• [Set problem]
Repeat each line of the material exactly.

(Records excerpted from a collection)
------------------------------------------------------------

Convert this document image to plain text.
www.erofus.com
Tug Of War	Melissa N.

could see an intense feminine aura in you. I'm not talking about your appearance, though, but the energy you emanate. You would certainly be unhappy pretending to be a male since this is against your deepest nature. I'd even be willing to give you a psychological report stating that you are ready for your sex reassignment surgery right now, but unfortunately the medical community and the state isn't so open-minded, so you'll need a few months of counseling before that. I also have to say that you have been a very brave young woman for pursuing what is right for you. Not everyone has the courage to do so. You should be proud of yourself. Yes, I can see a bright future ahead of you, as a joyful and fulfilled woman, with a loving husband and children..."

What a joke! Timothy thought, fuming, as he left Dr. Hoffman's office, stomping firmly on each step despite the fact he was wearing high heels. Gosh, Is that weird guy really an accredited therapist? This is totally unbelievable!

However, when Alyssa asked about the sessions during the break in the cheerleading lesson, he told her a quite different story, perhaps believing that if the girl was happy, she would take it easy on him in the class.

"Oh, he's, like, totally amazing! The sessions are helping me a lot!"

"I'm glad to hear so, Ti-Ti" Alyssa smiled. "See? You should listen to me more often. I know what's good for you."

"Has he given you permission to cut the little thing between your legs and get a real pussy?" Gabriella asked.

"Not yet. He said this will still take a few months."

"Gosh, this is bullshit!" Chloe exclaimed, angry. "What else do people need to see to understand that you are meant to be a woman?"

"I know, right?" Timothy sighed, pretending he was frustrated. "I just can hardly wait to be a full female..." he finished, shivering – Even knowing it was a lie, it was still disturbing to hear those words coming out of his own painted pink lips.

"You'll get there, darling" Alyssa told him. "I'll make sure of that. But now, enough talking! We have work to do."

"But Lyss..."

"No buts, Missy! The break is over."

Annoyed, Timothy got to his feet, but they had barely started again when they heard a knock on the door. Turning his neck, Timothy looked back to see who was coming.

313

------------------------------------------------------------

• [Response below]
Convert this document image to plain text.
www.erofus.com
Tug Of War	Melissa N.

could see an intense feminine aura in you. I'm not talking about your appearance, though, but the energy you emanate. You would certainly be unhappy pretending to be a male since this is against your deepest nature. I'd even be willing to give you a psychological report stating that you are ready for your sex reassignment surgery right now, but unfortunately the medical community and the state isn't so open-minded, so you'll need a few months of counseling before that. I also have to say that you have been a very brave young woman for pursuing what is right for you. Not everyone has the courage to do so. You should be proud of yourself. Yes, I can see a bright future ahead of you, as a joyful and fulfilled woman, with a loving husband and children..."

What a joke! Timothy thought, fuming, as he left Dr. Hoffman's office, stomping firmly on each step despite the fact he was wearing high heels. Gosh, Is that weird guy really an accredited therapist? This is totally unbelievable!

However, when Alyssa asked about the sessions during the break in the cheerleading lesson, he told her a quite different story, perhaps believing that if the girl was happy, she would take it easy on him in the class.

"Oh, he's, like, totally amazing! The sessions are helping me a lot!"

"I'm glad to hear so, Ti-Ti" Alyssa smiled. "See? You should listen to me more often. I know what's good for you."

"Has he given you permission to cut the little thing between your legs and get a real pussy?" Gabriella asked.

"Not yet. He said this will still take a few months."

"Gosh, this is bullshit!" Chloe exclaimed, angry. "What else do people need to see to understand that you are meant to be a woman?"

"I know, right?" Timothy sighed, pretending he was frustrated. "I just can hardly wait to be a full female..." he finished, shivering – Even knowing it was a lie, it was still disturbing to hear those words coming out of his own painted pink lips.

"You'll get there, darling" Alyssa told him. "I'll make sure of that. But now, enough talking! We have work to do."

"But Lyss..."

"No buts, Missy! The break is over."

Annoyed, Timothy got to his feet, but they had barely started again when they heard a knock on the door. Turning his neck, Timothy looked back to see who was coming.

313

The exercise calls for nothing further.